» Exercise directions
Without skipping anything, write out each record below exactly.

» Excerpted records
* * * *

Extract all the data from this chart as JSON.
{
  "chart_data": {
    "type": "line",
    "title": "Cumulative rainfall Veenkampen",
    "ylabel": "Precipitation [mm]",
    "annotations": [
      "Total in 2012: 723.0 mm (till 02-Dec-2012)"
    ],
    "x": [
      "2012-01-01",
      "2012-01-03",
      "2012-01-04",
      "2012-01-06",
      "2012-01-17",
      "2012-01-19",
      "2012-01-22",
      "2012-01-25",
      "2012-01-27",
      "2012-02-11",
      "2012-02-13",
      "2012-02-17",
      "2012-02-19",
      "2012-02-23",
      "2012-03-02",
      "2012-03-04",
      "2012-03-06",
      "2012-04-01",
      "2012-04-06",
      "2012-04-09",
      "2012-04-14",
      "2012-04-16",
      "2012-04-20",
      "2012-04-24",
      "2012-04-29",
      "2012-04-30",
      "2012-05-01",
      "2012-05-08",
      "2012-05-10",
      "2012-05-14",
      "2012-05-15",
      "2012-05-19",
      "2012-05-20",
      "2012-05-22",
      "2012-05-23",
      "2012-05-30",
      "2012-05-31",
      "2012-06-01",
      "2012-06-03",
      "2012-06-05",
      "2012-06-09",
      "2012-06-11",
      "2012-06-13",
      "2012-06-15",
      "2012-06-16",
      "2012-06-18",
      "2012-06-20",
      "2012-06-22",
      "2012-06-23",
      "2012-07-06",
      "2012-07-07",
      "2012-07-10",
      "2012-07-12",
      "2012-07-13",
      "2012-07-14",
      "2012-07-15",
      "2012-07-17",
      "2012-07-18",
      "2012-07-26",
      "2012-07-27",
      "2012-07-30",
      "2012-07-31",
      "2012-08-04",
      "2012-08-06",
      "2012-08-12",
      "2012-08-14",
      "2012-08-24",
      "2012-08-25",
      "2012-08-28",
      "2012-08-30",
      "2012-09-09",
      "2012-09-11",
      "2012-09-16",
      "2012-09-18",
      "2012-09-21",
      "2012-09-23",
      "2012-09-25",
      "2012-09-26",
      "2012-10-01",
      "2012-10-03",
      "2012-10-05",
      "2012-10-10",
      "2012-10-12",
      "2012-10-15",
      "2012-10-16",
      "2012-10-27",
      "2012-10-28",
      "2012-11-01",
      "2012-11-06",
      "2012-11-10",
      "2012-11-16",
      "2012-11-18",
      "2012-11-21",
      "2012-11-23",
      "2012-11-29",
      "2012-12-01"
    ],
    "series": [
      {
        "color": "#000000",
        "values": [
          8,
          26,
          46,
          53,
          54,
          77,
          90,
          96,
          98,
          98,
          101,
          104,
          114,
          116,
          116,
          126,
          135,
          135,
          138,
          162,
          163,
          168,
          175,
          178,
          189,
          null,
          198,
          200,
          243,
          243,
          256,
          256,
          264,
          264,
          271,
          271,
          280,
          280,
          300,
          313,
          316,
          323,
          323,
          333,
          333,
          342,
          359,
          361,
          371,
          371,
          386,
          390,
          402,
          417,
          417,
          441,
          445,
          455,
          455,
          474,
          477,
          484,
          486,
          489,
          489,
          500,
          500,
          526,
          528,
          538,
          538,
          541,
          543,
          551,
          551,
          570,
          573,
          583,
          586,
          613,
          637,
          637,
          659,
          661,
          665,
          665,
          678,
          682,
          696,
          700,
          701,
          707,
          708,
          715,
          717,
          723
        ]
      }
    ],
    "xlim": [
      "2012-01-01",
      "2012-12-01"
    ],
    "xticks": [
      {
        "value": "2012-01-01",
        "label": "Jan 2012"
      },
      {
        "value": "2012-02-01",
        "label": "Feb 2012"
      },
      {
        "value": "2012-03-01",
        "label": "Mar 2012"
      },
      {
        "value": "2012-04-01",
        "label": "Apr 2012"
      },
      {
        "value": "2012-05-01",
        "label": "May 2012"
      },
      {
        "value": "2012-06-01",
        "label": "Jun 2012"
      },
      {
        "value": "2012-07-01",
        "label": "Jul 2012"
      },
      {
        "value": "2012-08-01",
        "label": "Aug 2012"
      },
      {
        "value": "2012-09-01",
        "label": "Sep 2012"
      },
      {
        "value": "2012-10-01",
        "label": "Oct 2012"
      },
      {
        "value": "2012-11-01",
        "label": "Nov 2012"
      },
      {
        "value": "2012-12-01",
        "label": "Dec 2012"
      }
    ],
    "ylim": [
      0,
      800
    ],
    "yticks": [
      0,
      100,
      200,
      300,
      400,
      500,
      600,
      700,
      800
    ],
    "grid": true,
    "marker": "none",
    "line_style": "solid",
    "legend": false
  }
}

* * * *

» Exercise answer
Extract all the data from this chart as JSON.
{
  "chart_data": {
    "type": "line",
    "title": "Cumulative rainfall Veenkampen",
    "ylabel": "Precipitation [mm]",
    "annotations": [
      "Total in 2012: 723.0 mm (till 02-Dec-2012)"
    ],
    "x": [
      "2012-01-01",
      "2012-01-03",
      "2012-01-04",
      "2012-01-06",
      "2012-01-17",
      "2012-01-19",
      "2012-01-22",
      "2012-01-25",
      "2012-01-27",
      "2012-02-11",
      "2012-02-13",
      "2012-02-17",
      "2012-02-19",
      "2012-02-23",
      "2012-03-02",
      "2012-03-04",
      "2012-03-06",
      "2012-04-01",
      "2012-04-06",
      "2012-04-09",
      "2012-04-14",
      "2012-04-16",
      "2012-04-20",
      "2012-04-24",
      "2012-04-29",
      "2012-04-30",
      "2012-05-01",
      "2012-05-08",
      "2012-05-10",
      "2012-05-14",
      "2012-05-15",
      "2012-05-19",
      "2012-05-20",
      "2012-05-22",
      "2012-05-23",
      "2012-05-30",
      "2012-05-31",
      "2012-06-01",
      "2012-06-03",
      "2012-06-05",
      "2012-06-09",
      "2012-06-11",
      "2012-06-13",
      "2012-06-15",
      "2012-06-16",
      "2012-06-18",
      "2012-06-20",
      "2012-06-22",
      "2012-06-23",
      "2012-07-06",
      "2012-07-07",
      "2012-07-10",
      "2012-07-12",
      "2012-07-13",
      "2012-07-14",
      "2012-07-15",
      "2012-07-17",
      "2012-07-18",
      "2012-07-26",
      "2012-07-27",
      "2012-07-30",
      "2012-07-31",
      "2012-08-04",
      "2012-08-06",
      "2012-08-12",
      "2012-08-14",
      "2012-08-24",
      "2012-08-25",
      "2012-08-28",
      "2012-08-30",
      "2012-09-09",
      "2012-09-11",
      "2012-09-16",
      "2012-09-18",
      "2012-09-21",
      "2012-09-23",
      "2012-09-25",
      "2012-09-26",
      "2012-10-01",
      "2012-10-03",
      "2012-10-05",
      "2012-10-10",
      "2012-10-12",
      "2012-10-15",
      "2012-10-16",
      "2012-10-27",
      "2012-10-28",
      "2012-11-01",
      "2012-11-06",
      "2012-11-10",
      "2012-11-16",
      "2012-11-18",
      "2012-11-21",
      "2012-11-23",
      "2012-11-29",
      "2012-12-01"
    ],
    "series": [
      {
        "color": "#000000",
        "values": [
          8,
          26,
          46,
          53,
          54,
          77,
          90,
          96,
          98,
          98,
          101,
          104,
          114,
          116,
          116,
          126,
          135,
          135,
          138,
          162,
          163,
          168,
          175,
          178,
          189,
          null,
          198,
          200,
          243,
          243,
          256,
          256,
          264,
          264,
          271,
          271,
          280,
          280,
          300,
          313,
          316,
          323,
          323,
          333,
          333,
          342,
          359,
          361,
          371,
          371,
          386,
          390,
          402,
          417,
          417,
          441,
          445,
          455,
          455,
          474,
          477,
          484,
          486,
          489,
          489,
          500,
          500,
          526,
          528,
          538,
          538,
          541,
          543,
          551,
          551,
          570,
          573,
          583,
          586,
          613,
          637,
          637,
          659,
          661,
          665,
          665,
          678,
          682,
          696,
          700,
          701,
          707,
          708,
          715,
          717,
          723
        ]
      }
    ],
    "xlim": [
      "2012-01-01",
      "2012-12-01"
    ],
    "xticks": [
      {
        "value": "2012-01-01",
        "label": "Jan 2012"
      },
      {
        "value": "2012-02-01",
        "label": "Feb 2012"
      },
      {
        "value": "2012-03-01",
        "label": "Mar 2012"
      },
      {
        "value": "2012-04-01",
        "label": "Apr 2012"
      },
      {
        "value": "2012-05-01",
        "label": "May 2012"
      },
      {
        "value": "2012-06-01",
        "label": "Jun 2012"
      },
      {
        "value": "2012-07-01",
        "label": "Jul 2012"
      },
      {
        "value": "2012-08-01",
        "label": "Aug 2012"
      },
      {
        "value": "2012-09-01",
        "label": "Sep 2012"
      },
      {
        "value": "2012-10-01",
        "label": "Oct 2012"
      },
      {
        "value": "2012-11-01",
        "label": "Nov 2012"
      },
      {
        "value": "2012-12-01",
        "label": "Dec 2012"
      }
    ],
    "ylim": [
      0,
      800
    ],
    "yticks": [
      0,
      100,
      200,
      300,
      400,
      500,
      600,
      700,
      800
    ],
    "grid": true,
    "marker": "none",
    "line_style": "solid",
    "legend": false
  }
}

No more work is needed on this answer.